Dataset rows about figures
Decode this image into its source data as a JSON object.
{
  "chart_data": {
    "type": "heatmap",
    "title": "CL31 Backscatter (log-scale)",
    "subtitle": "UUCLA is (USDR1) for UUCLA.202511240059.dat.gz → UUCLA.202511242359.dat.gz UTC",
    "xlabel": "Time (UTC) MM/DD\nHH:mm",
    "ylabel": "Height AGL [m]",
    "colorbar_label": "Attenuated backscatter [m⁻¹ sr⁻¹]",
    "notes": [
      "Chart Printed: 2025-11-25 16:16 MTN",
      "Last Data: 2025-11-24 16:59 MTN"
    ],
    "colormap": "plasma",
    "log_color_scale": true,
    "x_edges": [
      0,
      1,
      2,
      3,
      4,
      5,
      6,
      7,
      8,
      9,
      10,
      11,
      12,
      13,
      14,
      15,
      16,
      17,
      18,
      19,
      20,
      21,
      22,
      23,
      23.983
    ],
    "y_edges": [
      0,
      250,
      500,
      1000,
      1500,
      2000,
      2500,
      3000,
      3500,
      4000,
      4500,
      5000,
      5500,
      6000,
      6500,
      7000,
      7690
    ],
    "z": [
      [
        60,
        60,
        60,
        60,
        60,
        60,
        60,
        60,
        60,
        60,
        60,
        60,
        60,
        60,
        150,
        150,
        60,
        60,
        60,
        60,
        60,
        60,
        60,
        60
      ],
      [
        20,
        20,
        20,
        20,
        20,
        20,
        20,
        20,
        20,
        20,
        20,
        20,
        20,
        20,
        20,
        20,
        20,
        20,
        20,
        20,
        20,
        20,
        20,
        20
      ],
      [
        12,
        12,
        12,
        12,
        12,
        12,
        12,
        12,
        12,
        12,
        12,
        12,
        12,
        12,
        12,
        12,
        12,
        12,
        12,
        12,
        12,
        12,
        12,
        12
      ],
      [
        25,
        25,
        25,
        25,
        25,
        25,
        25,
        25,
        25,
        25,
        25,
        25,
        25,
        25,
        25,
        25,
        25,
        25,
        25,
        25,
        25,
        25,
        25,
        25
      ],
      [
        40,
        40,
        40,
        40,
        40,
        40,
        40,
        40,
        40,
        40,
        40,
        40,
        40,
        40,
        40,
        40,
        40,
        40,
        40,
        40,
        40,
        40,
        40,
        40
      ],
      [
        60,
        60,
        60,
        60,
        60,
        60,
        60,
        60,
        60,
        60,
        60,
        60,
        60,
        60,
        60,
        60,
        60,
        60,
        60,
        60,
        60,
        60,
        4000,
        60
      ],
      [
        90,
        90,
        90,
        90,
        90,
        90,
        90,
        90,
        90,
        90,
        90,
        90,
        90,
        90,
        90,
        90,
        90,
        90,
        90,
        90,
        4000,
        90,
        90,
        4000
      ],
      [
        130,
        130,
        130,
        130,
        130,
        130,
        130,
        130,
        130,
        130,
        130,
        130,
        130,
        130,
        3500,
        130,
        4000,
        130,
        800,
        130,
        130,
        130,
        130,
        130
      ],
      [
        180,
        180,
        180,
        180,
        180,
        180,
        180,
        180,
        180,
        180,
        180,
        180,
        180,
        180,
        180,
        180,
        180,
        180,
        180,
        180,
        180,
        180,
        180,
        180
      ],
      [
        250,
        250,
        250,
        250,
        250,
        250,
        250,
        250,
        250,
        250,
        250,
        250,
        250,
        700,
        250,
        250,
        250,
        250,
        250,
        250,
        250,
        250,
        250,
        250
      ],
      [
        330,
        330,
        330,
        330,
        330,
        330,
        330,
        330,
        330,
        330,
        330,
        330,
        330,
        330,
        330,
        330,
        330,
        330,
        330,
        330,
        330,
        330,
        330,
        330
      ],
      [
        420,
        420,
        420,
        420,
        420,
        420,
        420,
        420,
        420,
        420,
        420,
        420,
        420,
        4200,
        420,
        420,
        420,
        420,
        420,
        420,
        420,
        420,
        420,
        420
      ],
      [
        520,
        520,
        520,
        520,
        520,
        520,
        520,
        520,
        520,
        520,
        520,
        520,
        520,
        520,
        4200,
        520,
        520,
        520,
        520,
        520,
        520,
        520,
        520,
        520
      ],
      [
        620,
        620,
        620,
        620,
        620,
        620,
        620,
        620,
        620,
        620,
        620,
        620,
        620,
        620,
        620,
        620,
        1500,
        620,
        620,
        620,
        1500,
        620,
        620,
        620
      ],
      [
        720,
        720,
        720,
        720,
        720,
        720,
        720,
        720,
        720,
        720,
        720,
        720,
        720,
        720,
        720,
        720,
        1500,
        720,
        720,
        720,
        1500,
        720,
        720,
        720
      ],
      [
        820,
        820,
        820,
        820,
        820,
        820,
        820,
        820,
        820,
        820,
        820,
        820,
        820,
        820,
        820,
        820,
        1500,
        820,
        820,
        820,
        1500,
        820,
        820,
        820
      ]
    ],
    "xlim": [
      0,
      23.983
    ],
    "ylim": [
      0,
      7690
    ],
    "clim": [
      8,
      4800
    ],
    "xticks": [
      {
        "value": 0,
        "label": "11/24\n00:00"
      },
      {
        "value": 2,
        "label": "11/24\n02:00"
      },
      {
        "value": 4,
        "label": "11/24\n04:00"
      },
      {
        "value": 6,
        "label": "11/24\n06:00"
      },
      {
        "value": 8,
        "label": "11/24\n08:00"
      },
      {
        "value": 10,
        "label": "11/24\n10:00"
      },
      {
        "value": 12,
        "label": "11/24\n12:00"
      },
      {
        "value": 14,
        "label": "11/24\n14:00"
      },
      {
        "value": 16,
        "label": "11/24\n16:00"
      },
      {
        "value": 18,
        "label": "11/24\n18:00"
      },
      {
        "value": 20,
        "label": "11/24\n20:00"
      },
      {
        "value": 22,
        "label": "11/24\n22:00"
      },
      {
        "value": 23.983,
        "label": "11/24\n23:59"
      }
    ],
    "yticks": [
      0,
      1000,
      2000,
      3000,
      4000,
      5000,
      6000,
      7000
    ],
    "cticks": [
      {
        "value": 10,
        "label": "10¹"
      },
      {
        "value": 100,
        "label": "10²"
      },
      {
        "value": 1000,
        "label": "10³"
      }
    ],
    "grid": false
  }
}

> Task to carry out:
Restate each record word for word.

> Final answer:
Decode this image into its source data as a JSON object.
{
  "chart_data": {
    "type": "heatmap",
    "title": "CL31 Backscatter (log-scale)",
    "subtitle": "UUCLA is (USDR1) for UUCLA.202511240059.dat.gz → UUCLA.202511242359.dat.gz UTC",
    "xlabel": "Time (UTC) MM/DD\nHH:mm",
    "ylabel": "Height AGL [m]",
    "colorbar_label": "Attenuated backscatter [m⁻¹ sr⁻¹]",
    "notes": [
      "Chart Printed: 2025-11-25 16:16 MTN",
      "Last Data: 2025-11-24 16:59 MTN"
    ],
    "colormap": "plasma",
    "log_color_scale": true,
    "x_edges": [
      0,
      1,
      2,
      3,
      4,
      5,
      6,
      7,
      8,
      9,
      10,
      11,
      12,
      13,
      14,
      15,
      16,
      17,
      18,
      19,
      20,
      21,
      22,
      23,
      23.983
    ],
    "y_edges": [
      0,
      250,
      500,
      1000,
      1500,
      2000,
      2500,
      3000,
      3500,
      4000,
      4500,
      5000,
      5500,
      6000,
      6500,
      7000,
      7690
    ],
    "z": [
      [
        60,
        60,
        60,
        60,
        60,
        60,
        60,
        60,
        60,
        60,
        60,
        60,
        60,
        60,
        150,
        150,
        60,
        60,
        60,
        60,
        60,
        60,
        60,
        60
      ],
      [
        20,
        20,
        20,
        20,
        20,
        20,
        20,
        20,
        20,
        20,
        20,
        20,
        20,
        20,
        20,
        20,
        20,
        20,
        20,
        20,
        20,
        20,
        20,
        20
      ],
      [
        12,
        12,
        12,
        12,
        12,
        12,
        12,
        12,
        12,
        12,
        12,
        12,
        12,
        12,
        12,
        12,
        12,
        12,
        12,
        12,
        12,
        12,
        12,
        12
      ],
      [
        25,
        25,
        25,
        25,
        25,
        25,
        25,
        25,
        25,
        25,
        25,
        25,
        25,
        25,
        25,
        25,
        25,
        25,
        25,
        25,
        25,
        25,
        25,
        25
      ],
      [
        40,
        40,
        40,
        40,
        40,
        40,
        40,
        40,
        40,
        40,
        40,
        40,
        40,
        40,
        40,
        40,
        40,
        40,
        40,
        40,
        40,
        40,
        40,
        40
      ],
      [
        60,
        60,
        60,
        60,
        60,
        60,
        60,
        60,
        60,
        60,
        60,
        60,
        60,
        60,
        60,
        60,
        60,
        60,
        60,
        60,
        60,
        60,
        4000,
        60
      ],
      [
        90,
        90,
        90,
        90,
        90,
        90,
        90,
        90,
        90,
        90,
        90,
        90,
        90,
        90,
        90,
        90,
        90,
        90,
        90,
        90,
        4000,
        90,
        90,
        4000
      ],
      [
        130,
        130,
        130,
        130,
        130,
        130,
        130,
        130,
        130,
        130,
        130,
        130,
        130,
        130,
        3500,
        130,
        4000,
        130,
        800,
        130,
        130,
        130,
        130,
        130
      ],
      [
        180,
        180,
        180,
        180,
        180,
        180,
        180,
        180,
        180,
        180,
        180,
        180,
        180,
        180,
        180,
        180,
        180,
        180,
        180,
        180,
        180,
        180,
        180,
        180
      ],
      [
        250,
        250,
        250,
        250,
        250,
        250,
        250,
        250,
        250,
        250,
        250,
        250,
        250,
        700,
        250,
        250,
        250,
        250,
        250,
        250,
        250,
        250,
        250,
        250
      ],
      [
        330,
        330,
        330,
        330,
        330,
        330,
        330,
        330,
        330,
        330,
        330,
        330,
        330,
        330,
        330,
        330,
        330,
        330,
        330,
        330,
        330,
        330,
        330,
        330
      ],
      [
        420,
        420,
        420,
        420,
        420,
        420,
        420,
        420,
        420,
        420,
        420,
        420,
        420,
        4200,
        420,
        420,
        420,
        420,
        420,
        420,
        420,
        420,
        420,
        420
      ],
      [
        520,
        520,
        520,
        520,
        520,
        520,
        520,
        520,
        520,
        520,
        520,
        520,
        520,
        520,
        4200,
        520,
        520,
        520,
        520,
        520,
        520,
        520,
        520,
        520
      ],
      [
        620,
        620,
        620,
        620,
        620,
        620,
        620,
        620,
        620,
        620,
        620,
        620,
        620,
        620,
        620,
        620,
        1500,
        620,
        620,
        620,
        1500,
        620,
        620,
        620
      ],
      [
        720,
        720,
        720,
        720,
        720,
        720,
        720,
        720,
        720,
        720,
        720,
        720,
        720,
        720,
        720,
        720,
        1500,
        720,
        720,
        720,
        1500,
        720,
        720,
        720
      ],
      [
        820,
        820,
        820,
        820,
        820,
        820,
        820,
        820,
        820,
        820,
        820,
        820,
        820,
        820,
        820,
        820,
        1500,
        820,
        820,
        820,
        1500,
        820,
        820,
        820
      ]
    ],
    "xlim": [
      0,
      23.983
    ],
    "ylim": [
      0,
      7690
    ],
    "clim": [
      8,
      4800
    ],
    "xticks": [
      {
        "value": 0,
        "label": "11/24\n00:00"
      },
      {
        "value": 2,
        "label": "11/24\n02:00"
      },
      {
        "value": 4,
        "label": "11/24\n04:00"
      },
      {
        "value": 6,
        "label": "11/24\n06:00"
      },
      {
        "value": 8,
        "label": "11/24\n08:00"
      },
      {
        "value": 10,
        "label": "11/24\n10:00"
      },
      {
        "value": 12,
        "label": "11/24\n12:00"
      },
      {
        "value": 14,
        "label": "11/24\n14:00"
      },
      {
        "value": 16,
        "label": "11/24\n16:00"
      },
      {
        "value": 18,
        "label": "11/24\n18:00"
      },
      {
        "value": 20,
        "label": "11/24\n20:00"
      },
      {
        "value": 22,
        "label": "11/24\n22:00"
      },
      {
        "value": 23.983,
        "label": "11/24\n23:59"
      }
    ],
    "yticks": [
      0,
      1000,
      2000,
      3000,
      4000,
      5000,
      6000,
      7000
    ],
    "cticks": [
      {
        "value": 10,
        "label": "10¹"
      },
      {
        "value": 100,
        "label": "10²"
      },
      {
        "value": 1000,
        "label": "10³"
      }
    ],
    "grid": false
  }
}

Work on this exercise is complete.